**Saved entries:**
------------------------------------------------------------------------
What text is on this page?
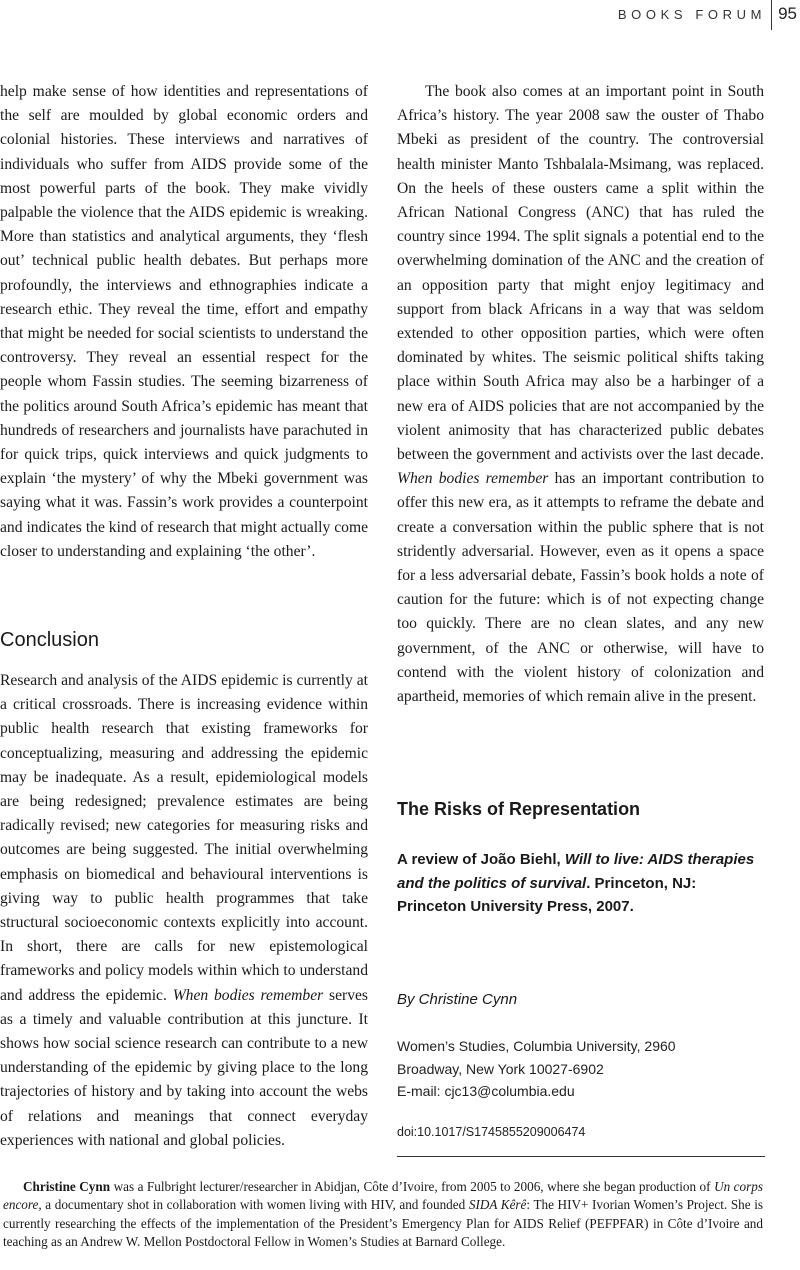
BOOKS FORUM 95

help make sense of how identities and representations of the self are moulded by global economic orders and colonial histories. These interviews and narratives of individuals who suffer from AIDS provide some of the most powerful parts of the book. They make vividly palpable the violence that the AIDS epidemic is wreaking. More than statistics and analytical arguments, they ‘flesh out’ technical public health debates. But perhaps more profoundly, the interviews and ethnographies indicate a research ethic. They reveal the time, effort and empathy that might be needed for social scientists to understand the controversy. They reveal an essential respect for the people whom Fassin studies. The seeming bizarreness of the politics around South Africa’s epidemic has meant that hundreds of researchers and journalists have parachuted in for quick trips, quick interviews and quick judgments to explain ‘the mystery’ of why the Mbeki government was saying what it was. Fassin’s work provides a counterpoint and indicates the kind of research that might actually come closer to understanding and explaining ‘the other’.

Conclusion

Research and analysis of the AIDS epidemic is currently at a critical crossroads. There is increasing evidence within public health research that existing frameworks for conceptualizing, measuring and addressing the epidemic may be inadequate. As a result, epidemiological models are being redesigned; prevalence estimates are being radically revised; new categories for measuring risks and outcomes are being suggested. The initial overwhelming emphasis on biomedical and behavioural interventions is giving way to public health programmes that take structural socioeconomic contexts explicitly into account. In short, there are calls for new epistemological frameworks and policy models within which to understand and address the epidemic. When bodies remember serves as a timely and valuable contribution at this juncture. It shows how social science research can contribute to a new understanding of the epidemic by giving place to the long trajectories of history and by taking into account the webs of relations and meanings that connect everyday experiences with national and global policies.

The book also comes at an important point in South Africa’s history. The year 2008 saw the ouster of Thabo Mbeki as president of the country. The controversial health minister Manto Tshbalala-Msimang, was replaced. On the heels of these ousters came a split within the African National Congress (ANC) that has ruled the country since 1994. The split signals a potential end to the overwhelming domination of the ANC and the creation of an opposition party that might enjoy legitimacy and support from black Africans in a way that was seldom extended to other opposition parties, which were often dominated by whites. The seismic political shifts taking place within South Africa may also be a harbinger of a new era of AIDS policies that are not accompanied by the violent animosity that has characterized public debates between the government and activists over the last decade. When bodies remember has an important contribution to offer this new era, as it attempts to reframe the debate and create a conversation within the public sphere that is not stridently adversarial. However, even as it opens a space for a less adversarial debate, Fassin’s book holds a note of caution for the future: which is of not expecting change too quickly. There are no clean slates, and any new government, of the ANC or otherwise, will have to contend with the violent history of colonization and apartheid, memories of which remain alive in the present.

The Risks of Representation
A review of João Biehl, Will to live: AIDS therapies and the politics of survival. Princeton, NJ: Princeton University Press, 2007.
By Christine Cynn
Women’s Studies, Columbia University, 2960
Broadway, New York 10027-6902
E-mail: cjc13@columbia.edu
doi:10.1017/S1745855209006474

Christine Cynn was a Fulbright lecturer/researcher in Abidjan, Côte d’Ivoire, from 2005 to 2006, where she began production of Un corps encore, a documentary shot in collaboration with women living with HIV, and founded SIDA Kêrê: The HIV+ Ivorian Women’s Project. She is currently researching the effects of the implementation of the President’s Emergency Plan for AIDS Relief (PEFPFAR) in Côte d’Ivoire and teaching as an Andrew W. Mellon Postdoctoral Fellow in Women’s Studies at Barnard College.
------------------------------------------------------------------------
**EXERCISE DESCRIPTION:**
Collect every line from the records above that contains the word "University".

**WRITTEN SOLUTION:**
A review of João Biehl, Will to live: AIDS therapies and the politics of survival. Princeton, NJ: Princeton University Press, 2007.
Women’s Studies, Columbia University, 2960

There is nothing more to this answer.